(Stored data)
········

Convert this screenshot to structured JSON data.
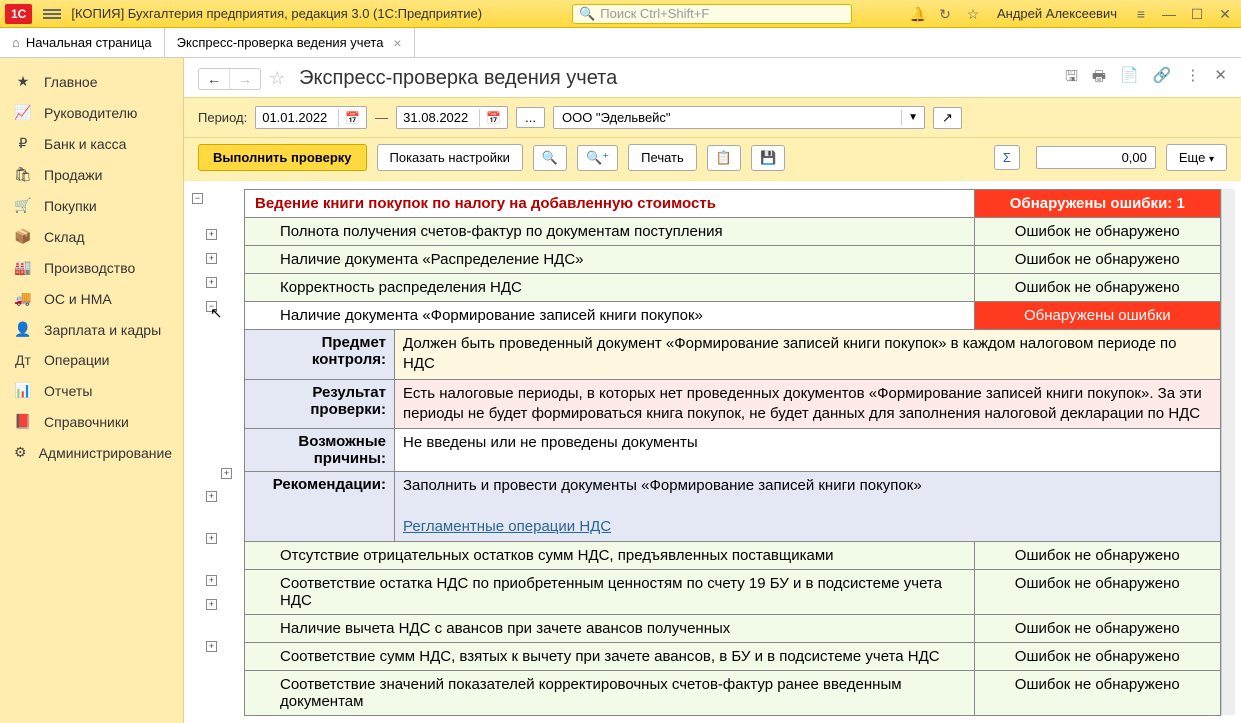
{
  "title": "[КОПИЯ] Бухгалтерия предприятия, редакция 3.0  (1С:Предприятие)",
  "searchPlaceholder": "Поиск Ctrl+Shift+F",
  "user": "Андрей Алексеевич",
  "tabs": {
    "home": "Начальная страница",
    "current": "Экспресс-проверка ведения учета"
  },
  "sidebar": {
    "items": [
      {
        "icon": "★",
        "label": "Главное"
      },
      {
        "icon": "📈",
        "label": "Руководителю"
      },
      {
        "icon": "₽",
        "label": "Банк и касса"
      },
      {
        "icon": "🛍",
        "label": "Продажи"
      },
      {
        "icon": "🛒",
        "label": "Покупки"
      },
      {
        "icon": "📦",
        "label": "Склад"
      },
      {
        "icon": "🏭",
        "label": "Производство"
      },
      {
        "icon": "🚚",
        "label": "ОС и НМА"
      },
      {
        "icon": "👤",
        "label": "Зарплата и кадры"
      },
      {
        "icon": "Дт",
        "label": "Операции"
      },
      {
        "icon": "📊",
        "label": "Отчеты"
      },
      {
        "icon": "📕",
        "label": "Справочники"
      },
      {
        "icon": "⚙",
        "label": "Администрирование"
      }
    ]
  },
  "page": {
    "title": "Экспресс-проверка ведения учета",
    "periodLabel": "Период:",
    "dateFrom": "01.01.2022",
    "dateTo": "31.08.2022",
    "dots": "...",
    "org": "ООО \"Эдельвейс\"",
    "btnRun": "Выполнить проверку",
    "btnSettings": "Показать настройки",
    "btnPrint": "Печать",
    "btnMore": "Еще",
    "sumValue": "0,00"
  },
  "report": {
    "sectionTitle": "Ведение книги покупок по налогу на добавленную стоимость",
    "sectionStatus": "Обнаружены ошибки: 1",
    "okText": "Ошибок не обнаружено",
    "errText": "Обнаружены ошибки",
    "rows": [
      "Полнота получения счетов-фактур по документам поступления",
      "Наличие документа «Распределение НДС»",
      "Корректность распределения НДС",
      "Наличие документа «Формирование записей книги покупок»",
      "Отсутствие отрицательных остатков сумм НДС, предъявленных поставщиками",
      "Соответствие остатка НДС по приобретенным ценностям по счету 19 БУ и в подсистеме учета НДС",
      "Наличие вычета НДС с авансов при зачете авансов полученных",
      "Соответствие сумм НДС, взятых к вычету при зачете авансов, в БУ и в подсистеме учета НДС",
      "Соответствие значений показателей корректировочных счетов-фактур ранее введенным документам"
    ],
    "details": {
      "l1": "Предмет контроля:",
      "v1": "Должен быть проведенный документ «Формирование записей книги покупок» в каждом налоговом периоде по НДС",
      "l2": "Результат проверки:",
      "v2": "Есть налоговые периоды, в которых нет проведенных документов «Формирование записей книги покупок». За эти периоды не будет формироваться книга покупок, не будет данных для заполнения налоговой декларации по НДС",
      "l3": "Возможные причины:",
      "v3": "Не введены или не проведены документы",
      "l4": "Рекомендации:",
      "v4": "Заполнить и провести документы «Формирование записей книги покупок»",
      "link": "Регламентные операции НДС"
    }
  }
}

········

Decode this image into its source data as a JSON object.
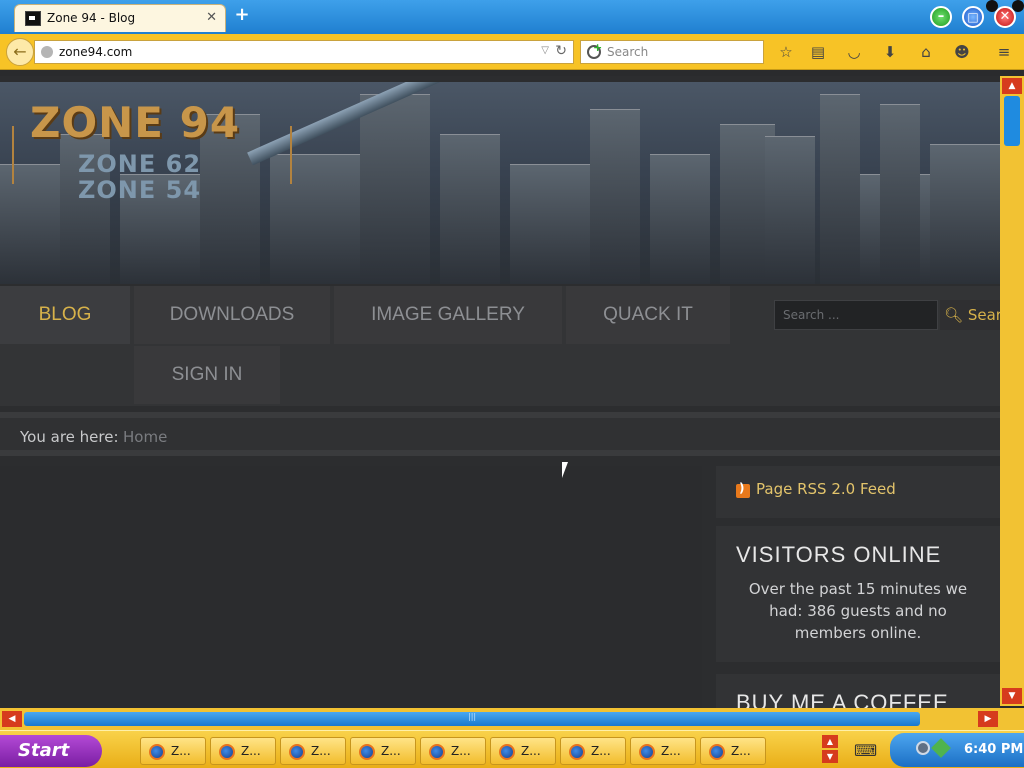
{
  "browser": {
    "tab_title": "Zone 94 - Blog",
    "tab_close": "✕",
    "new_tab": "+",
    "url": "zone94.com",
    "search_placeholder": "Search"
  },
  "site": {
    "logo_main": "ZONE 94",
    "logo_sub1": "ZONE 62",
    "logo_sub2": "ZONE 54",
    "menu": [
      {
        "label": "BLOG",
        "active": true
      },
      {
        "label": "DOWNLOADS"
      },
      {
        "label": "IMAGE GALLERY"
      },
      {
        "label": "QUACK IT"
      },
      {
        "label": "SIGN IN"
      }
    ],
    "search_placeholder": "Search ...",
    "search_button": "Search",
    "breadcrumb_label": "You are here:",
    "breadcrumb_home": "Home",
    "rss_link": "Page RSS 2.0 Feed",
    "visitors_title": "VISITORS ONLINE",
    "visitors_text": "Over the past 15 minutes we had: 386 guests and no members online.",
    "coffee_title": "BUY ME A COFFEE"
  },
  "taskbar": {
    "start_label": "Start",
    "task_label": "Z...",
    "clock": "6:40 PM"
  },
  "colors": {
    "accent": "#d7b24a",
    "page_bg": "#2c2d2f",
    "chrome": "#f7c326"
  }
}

········

▶ _STATED TASK_: Copy each line containing the word "счетов" from the data.

▶ _WORKED SOLUTION_:
      "Полнота получения счетов-фактур по документам поступления",
      "Соответствие значений показателей корректировочных счетов-фактур ранее введенным документам"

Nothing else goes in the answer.